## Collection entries
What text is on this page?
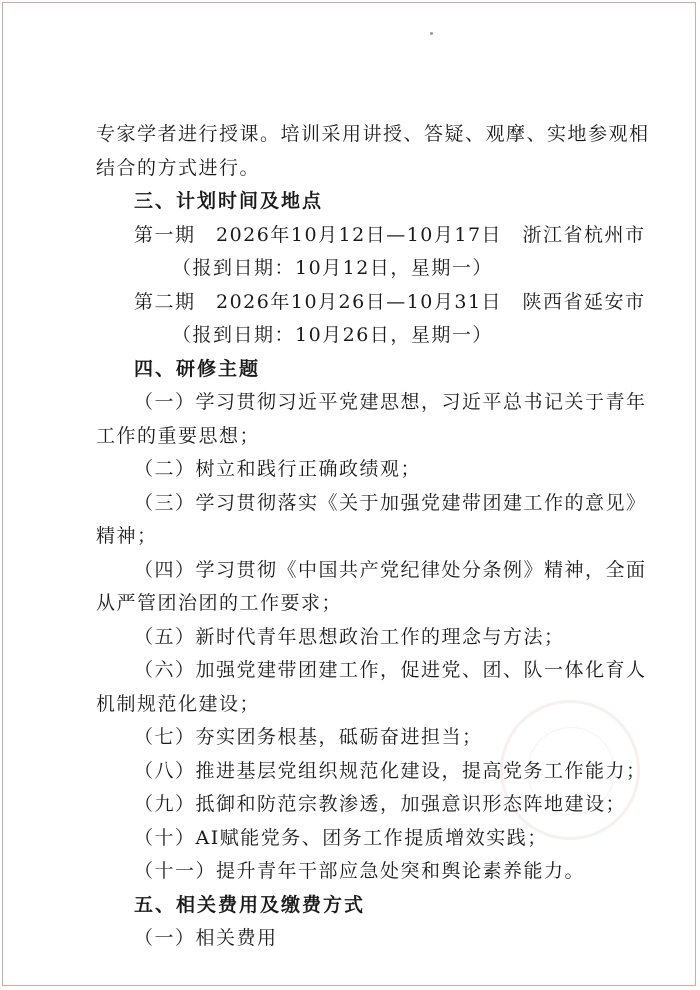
专家学者进行授课。培训采用讲授、答疑、观摩、实地参观相
结合的方式进行。
三、计划时间及地点
第一期　2026年10月12日—10月17日　浙江省杭州市
（报到日期：10月12日，星期一）
第二期　2026年10月26日—10月31日　陕西省延安市
（报到日期：10月26日，星期一）
四、研修主题
（一）学习贯彻习近平党建思想，习近平总书记关于青年
工作的重要思想；
（二）树立和践行正确政绩观；
（三）学习贯彻落实《关于加强党建带团建工作的意见》
精神；
（四）学习贯彻《中国共产党纪律处分条例》精神，全面
从严管团治团的工作要求；
（五）新时代青年思想政治工作的理念与方法；
（六）加强党建带团建工作，促进党、团、队一体化育人
机制规范化建设；
（七）夯实团务根基，砥砺奋进担当；
（八）推进基层党组织规范化建设，提高党务工作能力；
（九）抵御和防范宗教渗透，加强意识形态阵地建设；
（十）AI赋能党务、团务工作提质增效实践；
（十一）提升青年干部应急处突和舆论素养能力。
五、相关费用及缴费方式
（一）相关费用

## Problem to solve
The records above must be transcribed exactly. Pictures are left out of the copy.

## Problem solution
What text is on this page?
专家学者进行授课。培训采用讲授、答疑、观摩、实地参观相
结合的方式进行。
三、计划时间及地点
第一期　2026年10月12日—10月17日　浙江省杭州市
（报到日期：10月12日，星期一）
第二期　2026年10月26日—10月31日　陕西省延安市
（报到日期：10月26日，星期一）
四、研修主题
（一）学习贯彻习近平党建思想，习近平总书记关于青年
工作的重要思想；
（二）树立和践行正确政绩观；
（三）学习贯彻落实《关于加强党建带团建工作的意见》
精神；
（四）学习贯彻《中国共产党纪律处分条例》精神，全面
从严管团治团的工作要求；
（五）新时代青年思想政治工作的理念与方法；
（六）加强党建带团建工作，促进党、团、队一体化育人
机制规范化建设；
（七）夯实团务根基，砥砺奋进担当；
（八）推进基层党组织规范化建设，提高党务工作能力；
（九）抵御和防范宗教渗透，加强意识形态阵地建设；
（十）AI赋能党务、团务工作提质增效实践；
（十一）提升青年干部应急处突和舆论素养能力。
五、相关费用及缴费方式
（一）相关费用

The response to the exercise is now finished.